Chart and figure data
════
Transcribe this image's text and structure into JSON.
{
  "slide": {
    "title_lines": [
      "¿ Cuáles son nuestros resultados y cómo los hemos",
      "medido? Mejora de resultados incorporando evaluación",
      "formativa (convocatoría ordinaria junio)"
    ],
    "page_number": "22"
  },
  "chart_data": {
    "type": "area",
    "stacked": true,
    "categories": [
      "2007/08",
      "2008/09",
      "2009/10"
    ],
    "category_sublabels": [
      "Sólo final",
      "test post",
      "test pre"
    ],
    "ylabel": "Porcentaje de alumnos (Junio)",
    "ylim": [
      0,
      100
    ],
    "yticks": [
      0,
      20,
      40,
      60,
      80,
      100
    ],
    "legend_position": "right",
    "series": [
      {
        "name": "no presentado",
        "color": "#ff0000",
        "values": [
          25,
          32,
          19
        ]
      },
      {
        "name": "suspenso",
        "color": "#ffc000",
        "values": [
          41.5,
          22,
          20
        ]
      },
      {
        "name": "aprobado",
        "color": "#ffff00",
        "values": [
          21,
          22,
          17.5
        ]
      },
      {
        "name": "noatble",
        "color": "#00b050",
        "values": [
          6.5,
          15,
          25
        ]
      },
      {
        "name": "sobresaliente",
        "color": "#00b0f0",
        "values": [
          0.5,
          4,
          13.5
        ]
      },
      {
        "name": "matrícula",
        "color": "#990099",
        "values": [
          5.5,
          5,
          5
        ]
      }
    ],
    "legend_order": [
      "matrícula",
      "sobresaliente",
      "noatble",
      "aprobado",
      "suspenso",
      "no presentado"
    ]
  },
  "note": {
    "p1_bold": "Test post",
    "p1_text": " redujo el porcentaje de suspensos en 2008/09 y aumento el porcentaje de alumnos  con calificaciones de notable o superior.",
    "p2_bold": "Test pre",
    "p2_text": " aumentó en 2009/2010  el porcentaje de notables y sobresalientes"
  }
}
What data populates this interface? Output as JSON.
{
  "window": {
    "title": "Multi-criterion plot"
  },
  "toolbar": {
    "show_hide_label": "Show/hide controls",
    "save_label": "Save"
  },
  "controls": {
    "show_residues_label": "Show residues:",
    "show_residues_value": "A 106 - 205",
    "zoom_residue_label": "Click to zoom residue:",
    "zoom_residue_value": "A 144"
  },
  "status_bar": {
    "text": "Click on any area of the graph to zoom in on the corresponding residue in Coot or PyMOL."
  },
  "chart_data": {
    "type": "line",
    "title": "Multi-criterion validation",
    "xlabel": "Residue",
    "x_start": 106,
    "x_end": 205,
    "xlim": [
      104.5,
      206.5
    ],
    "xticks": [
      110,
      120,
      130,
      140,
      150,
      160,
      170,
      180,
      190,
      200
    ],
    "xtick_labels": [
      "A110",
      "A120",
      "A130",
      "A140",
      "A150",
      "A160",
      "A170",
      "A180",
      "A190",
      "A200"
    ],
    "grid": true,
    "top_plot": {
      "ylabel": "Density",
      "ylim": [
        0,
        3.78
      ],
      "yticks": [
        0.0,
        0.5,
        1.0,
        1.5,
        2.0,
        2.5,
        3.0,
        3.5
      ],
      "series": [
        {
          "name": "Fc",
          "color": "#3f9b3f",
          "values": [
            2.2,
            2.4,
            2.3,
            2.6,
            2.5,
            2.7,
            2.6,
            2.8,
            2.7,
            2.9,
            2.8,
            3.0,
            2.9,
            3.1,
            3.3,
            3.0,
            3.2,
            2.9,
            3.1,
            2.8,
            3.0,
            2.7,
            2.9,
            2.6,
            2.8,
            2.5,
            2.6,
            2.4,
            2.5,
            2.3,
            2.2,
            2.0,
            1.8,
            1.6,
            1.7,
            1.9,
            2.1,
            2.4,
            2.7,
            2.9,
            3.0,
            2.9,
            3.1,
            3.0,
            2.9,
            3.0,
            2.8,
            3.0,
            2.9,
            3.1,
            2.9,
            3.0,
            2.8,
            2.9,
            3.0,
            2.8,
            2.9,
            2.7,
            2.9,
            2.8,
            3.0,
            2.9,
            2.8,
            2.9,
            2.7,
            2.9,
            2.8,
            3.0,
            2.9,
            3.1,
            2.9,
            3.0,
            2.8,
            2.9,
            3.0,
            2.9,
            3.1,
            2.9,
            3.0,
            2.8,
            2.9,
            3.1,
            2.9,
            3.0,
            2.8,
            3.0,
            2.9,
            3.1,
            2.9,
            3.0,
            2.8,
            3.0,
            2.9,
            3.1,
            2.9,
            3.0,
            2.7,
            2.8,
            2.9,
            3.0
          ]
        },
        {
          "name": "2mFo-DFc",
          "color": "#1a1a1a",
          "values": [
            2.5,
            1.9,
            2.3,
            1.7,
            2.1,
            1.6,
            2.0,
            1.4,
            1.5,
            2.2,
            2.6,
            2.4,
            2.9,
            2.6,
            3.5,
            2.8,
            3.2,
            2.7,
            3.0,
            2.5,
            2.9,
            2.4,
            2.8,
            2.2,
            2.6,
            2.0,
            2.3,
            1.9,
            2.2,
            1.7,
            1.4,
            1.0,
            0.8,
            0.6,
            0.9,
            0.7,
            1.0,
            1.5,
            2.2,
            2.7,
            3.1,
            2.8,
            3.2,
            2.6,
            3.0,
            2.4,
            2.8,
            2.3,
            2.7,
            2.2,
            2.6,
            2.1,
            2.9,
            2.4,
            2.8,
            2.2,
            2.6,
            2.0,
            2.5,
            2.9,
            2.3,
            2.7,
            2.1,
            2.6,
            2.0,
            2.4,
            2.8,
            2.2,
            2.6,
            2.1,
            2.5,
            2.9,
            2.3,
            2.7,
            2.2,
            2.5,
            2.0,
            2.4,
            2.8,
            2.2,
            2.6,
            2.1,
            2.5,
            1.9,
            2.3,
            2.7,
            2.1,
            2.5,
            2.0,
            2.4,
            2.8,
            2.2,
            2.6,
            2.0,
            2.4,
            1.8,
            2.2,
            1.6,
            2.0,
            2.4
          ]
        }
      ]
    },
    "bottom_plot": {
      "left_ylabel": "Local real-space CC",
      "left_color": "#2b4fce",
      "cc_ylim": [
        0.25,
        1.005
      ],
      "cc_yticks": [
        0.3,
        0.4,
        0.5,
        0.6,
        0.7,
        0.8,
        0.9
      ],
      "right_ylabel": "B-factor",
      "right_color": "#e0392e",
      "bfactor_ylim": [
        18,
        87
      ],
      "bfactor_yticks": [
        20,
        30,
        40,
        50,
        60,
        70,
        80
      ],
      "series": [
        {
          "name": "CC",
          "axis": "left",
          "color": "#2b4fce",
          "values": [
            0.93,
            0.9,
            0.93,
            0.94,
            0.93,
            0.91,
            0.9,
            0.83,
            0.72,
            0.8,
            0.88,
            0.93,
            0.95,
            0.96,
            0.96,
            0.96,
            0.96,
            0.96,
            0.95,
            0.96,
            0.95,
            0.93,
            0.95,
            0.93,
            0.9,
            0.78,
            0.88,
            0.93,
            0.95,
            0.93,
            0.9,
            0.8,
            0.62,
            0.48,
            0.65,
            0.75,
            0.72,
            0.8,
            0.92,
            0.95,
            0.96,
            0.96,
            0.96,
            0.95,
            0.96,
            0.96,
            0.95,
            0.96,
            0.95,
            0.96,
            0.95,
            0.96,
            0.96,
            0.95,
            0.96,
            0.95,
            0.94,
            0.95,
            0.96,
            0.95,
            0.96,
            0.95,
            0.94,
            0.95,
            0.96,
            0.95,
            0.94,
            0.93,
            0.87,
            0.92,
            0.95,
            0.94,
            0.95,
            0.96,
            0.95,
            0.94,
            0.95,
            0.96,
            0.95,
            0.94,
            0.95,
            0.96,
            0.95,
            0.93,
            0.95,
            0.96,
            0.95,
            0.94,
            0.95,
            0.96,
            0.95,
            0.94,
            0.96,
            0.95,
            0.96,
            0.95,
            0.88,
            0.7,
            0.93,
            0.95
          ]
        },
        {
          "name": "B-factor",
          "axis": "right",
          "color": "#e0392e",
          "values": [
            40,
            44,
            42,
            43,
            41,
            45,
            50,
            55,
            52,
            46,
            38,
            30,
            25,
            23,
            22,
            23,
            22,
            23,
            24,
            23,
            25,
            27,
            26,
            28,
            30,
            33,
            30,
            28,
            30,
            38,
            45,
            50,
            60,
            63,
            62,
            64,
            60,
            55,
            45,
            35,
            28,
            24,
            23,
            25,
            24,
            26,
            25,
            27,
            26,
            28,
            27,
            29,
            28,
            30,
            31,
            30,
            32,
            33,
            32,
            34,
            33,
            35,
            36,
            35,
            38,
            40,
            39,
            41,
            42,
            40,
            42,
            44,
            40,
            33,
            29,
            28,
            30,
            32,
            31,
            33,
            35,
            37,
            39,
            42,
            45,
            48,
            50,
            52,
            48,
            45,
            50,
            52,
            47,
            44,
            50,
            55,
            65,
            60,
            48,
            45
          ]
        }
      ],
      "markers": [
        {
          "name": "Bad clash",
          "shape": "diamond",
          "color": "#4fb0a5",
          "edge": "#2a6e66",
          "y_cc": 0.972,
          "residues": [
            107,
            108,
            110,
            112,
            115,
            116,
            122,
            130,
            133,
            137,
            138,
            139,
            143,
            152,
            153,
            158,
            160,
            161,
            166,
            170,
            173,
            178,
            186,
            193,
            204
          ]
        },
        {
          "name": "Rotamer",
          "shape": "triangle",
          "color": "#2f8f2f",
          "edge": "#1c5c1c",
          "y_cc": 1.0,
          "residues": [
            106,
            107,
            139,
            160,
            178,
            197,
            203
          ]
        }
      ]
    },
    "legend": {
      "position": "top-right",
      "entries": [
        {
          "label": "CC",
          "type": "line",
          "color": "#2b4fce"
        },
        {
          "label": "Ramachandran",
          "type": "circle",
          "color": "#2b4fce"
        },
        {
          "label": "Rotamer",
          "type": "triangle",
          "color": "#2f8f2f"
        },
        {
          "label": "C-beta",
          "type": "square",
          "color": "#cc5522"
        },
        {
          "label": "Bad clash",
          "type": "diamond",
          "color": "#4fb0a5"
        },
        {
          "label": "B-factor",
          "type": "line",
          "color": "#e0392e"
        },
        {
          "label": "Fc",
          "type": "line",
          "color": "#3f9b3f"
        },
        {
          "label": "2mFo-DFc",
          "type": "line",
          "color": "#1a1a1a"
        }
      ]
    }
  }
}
════
Determine the count of lines in the data above with the string "criterion" in them, and give that count alone.

> _Answer to this exercise_
2